>>>
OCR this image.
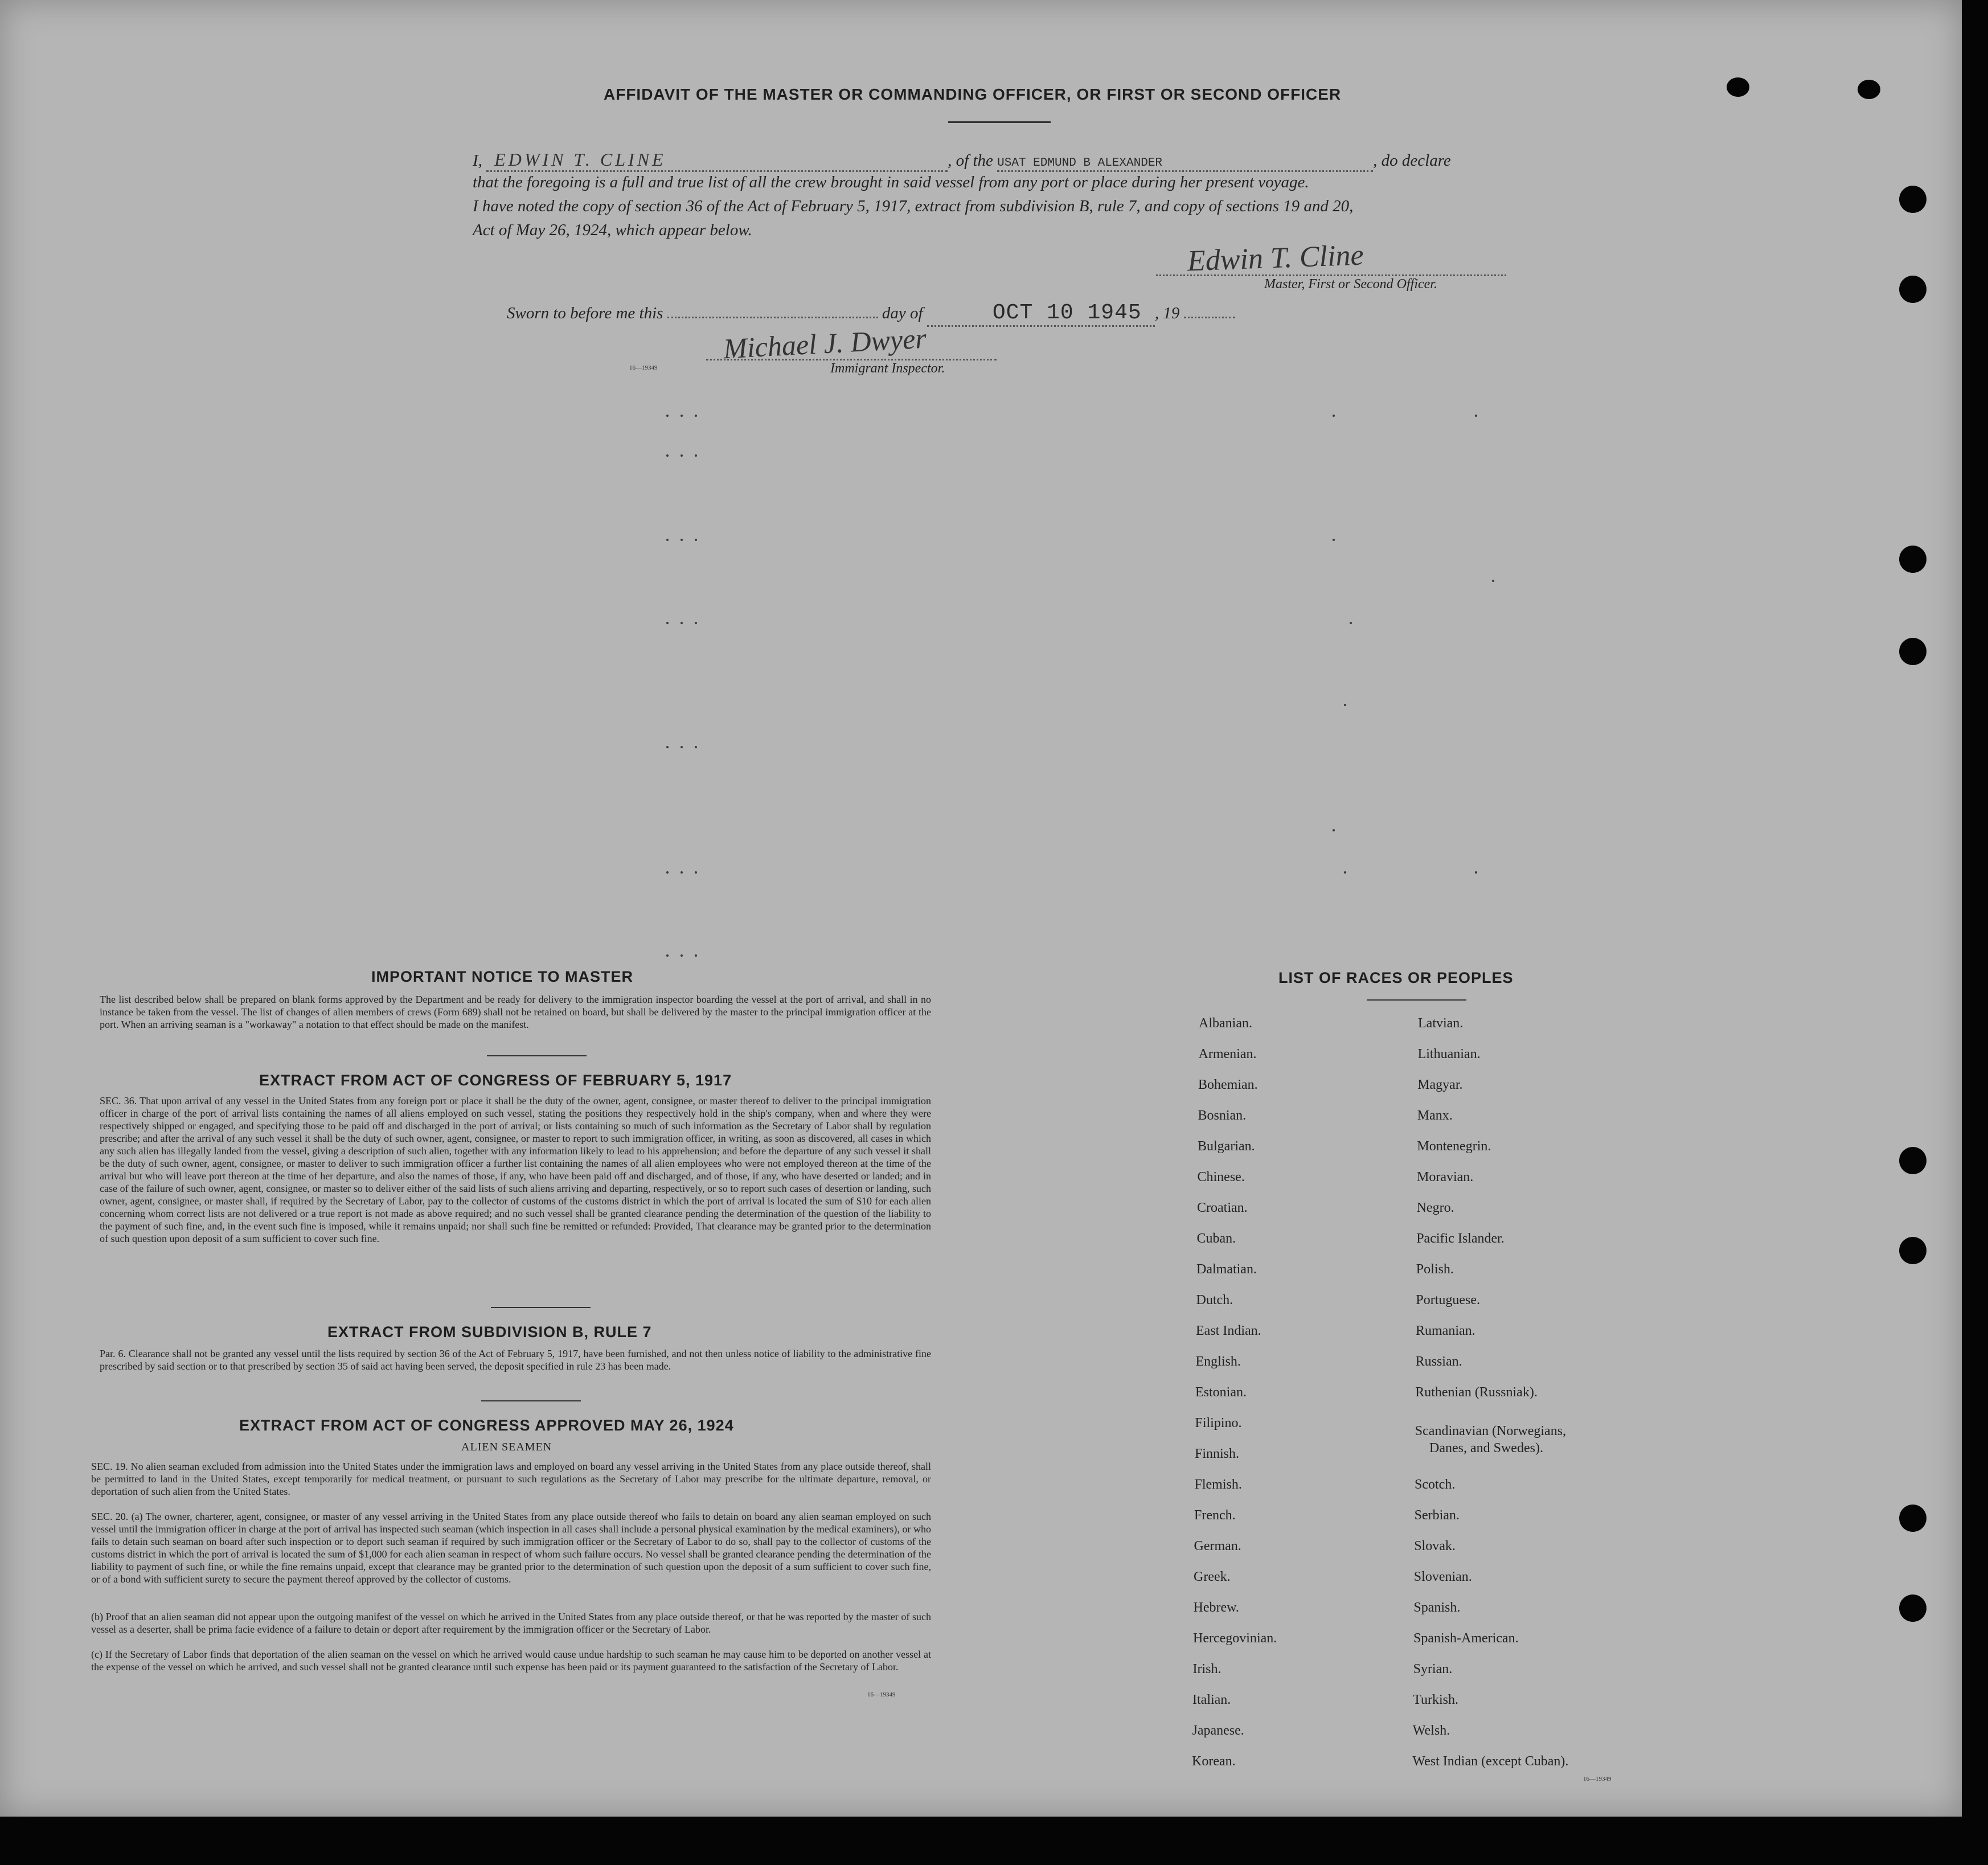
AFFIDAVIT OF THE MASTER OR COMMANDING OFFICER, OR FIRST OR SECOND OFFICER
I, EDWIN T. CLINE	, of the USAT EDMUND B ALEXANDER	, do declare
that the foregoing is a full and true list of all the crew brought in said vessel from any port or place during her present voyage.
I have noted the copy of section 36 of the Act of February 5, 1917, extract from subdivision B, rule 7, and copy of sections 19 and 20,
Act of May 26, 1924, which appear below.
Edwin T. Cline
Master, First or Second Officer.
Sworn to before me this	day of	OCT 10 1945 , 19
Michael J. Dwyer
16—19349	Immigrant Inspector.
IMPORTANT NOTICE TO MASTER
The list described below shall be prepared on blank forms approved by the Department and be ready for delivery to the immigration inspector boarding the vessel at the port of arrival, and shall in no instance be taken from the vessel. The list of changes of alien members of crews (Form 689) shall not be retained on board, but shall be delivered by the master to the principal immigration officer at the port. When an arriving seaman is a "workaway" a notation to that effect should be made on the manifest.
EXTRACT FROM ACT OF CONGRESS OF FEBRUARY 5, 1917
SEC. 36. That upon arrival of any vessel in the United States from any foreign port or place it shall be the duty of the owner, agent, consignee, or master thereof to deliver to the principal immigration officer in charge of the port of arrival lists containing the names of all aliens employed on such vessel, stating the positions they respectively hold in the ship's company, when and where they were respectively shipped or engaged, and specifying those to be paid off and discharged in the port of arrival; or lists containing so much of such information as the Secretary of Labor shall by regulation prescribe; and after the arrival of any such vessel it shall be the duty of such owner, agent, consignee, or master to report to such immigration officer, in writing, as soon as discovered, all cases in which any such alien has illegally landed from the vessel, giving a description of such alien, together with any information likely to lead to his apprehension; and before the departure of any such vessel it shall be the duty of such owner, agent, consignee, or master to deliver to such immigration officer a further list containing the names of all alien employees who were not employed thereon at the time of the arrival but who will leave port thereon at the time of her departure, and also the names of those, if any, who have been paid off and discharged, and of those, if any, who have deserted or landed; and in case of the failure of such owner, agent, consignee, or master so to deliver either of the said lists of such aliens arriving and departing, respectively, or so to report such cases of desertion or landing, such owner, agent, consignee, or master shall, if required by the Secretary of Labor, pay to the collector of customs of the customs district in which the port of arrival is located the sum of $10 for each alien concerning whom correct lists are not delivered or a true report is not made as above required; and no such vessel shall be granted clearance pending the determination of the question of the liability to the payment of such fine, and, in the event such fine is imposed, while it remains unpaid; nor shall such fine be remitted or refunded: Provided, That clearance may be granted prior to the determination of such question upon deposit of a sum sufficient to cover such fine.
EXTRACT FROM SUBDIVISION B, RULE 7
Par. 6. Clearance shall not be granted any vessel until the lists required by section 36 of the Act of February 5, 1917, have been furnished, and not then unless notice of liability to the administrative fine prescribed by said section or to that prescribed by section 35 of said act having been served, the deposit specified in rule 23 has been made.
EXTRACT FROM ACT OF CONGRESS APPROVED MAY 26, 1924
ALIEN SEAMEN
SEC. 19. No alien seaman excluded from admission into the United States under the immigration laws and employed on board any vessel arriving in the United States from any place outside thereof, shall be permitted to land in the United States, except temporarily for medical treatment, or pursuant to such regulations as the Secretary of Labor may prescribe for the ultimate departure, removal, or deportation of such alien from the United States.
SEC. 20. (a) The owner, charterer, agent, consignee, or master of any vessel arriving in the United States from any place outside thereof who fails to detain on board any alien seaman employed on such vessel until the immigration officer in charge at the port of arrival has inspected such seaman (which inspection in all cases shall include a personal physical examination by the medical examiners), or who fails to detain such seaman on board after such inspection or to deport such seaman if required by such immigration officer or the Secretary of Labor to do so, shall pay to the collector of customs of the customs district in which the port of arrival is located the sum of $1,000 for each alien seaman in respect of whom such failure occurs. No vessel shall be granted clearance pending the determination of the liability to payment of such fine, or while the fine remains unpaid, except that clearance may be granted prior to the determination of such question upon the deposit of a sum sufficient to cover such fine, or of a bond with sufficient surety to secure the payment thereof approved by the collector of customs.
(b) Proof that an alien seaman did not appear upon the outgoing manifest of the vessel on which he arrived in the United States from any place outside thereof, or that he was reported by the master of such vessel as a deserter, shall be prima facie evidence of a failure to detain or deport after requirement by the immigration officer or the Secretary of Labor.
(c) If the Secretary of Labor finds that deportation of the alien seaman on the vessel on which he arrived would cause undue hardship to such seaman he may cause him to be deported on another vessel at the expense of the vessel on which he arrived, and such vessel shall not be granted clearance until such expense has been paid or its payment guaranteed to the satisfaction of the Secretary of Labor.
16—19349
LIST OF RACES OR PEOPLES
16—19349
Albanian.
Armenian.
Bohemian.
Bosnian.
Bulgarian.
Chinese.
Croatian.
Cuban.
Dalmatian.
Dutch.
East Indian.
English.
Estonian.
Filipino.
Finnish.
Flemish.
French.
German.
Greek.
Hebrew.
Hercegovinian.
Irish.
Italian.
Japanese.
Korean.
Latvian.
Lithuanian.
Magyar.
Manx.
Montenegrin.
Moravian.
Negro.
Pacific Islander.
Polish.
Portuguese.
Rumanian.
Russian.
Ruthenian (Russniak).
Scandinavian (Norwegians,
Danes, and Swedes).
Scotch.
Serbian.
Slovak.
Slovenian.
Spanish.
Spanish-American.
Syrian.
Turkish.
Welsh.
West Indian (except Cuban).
<<<
**Your instructions**
Search the data for the string "arrived" and copy each line where it appears.

**Response to the task**
(b) Proof that an alien seaman did not appear upon the outgoing manifest of the vessel on which he arrived in the United States from any place outside thereof, or that he was reported by the master of such vessel as a deserter, shall be prima facie evidence of a failure to detain or deport after requirement by the immigration officer or the Secretary of Labor.
(c) If the Secretary of Labor finds that deportation of the alien seaman on the vessel on which he arrived would cause undue hardship to such seaman he may cause him to be deported on another vessel at the expense of the vessel on which he arrived, and such vessel shall not be granted clearance until such expense has been paid or its payment guaranteed to the satisfaction of the Secretary of Labor.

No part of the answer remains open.